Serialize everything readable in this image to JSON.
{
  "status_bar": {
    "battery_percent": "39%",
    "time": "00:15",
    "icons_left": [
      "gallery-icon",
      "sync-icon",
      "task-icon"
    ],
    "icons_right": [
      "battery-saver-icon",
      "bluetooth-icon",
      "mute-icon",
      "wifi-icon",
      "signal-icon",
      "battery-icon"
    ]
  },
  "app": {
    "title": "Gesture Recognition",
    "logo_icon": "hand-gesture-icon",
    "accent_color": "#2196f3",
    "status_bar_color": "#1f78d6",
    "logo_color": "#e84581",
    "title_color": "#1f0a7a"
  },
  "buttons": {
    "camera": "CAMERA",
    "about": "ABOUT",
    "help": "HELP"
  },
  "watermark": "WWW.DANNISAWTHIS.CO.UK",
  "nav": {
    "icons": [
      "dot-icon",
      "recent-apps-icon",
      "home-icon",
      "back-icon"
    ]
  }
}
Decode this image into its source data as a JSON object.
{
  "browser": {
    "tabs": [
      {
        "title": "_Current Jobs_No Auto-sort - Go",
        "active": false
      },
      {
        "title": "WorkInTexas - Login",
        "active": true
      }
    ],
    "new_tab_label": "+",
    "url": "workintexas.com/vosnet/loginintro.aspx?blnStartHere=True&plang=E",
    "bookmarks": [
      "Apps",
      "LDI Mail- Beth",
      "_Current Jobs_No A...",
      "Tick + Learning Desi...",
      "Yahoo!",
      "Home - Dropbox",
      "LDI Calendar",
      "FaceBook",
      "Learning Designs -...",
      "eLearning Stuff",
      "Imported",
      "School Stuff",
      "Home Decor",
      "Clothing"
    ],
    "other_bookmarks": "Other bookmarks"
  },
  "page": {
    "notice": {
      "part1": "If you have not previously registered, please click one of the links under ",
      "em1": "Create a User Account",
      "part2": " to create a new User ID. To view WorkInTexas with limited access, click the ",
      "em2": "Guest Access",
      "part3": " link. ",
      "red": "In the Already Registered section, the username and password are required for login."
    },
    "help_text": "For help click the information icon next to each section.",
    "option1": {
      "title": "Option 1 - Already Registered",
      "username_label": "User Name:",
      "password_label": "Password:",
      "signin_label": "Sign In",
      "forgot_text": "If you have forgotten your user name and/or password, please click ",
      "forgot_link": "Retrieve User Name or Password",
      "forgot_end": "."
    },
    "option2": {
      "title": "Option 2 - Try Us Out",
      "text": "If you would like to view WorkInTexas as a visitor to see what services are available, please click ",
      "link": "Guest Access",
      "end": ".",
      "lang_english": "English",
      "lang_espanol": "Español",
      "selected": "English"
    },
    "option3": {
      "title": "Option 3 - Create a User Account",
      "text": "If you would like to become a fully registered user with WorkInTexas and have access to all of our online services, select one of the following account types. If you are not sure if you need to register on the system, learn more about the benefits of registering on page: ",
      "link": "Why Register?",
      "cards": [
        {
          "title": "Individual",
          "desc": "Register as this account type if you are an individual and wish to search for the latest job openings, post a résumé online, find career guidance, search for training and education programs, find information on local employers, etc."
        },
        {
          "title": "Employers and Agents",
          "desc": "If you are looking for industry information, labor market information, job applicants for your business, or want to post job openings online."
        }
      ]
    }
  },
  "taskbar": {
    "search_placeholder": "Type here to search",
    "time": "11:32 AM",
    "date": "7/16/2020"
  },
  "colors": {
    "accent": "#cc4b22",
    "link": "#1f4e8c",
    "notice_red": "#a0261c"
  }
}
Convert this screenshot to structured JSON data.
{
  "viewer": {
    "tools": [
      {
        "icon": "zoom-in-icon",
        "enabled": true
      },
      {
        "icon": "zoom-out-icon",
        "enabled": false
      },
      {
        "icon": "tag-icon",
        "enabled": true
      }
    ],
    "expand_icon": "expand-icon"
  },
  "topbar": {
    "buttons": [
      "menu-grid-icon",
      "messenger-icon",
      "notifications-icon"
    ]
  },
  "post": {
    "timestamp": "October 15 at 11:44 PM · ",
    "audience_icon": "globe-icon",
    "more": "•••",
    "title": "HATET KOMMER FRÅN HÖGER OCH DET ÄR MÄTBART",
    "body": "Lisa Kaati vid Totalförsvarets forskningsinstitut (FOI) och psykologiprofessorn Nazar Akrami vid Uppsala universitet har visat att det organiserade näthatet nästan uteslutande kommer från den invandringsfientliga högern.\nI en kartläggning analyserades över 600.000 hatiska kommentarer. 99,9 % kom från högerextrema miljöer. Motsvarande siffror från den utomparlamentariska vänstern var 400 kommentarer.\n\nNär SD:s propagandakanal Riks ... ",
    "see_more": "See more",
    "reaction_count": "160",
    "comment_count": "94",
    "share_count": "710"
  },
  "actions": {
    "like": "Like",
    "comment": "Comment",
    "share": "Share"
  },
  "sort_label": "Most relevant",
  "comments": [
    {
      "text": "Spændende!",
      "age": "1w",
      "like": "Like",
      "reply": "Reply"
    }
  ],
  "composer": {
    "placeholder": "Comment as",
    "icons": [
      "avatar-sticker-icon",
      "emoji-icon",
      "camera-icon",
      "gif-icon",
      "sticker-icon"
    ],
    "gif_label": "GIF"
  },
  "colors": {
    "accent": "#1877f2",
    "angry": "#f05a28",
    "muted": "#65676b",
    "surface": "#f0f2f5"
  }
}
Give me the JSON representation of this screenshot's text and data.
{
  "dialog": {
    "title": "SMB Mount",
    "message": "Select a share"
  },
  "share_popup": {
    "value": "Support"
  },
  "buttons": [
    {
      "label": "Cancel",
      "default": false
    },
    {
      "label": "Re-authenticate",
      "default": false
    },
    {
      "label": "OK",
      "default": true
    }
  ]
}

- Your task:
Report only how many lines in the entries contain "bookmarks".

- Final answer:
2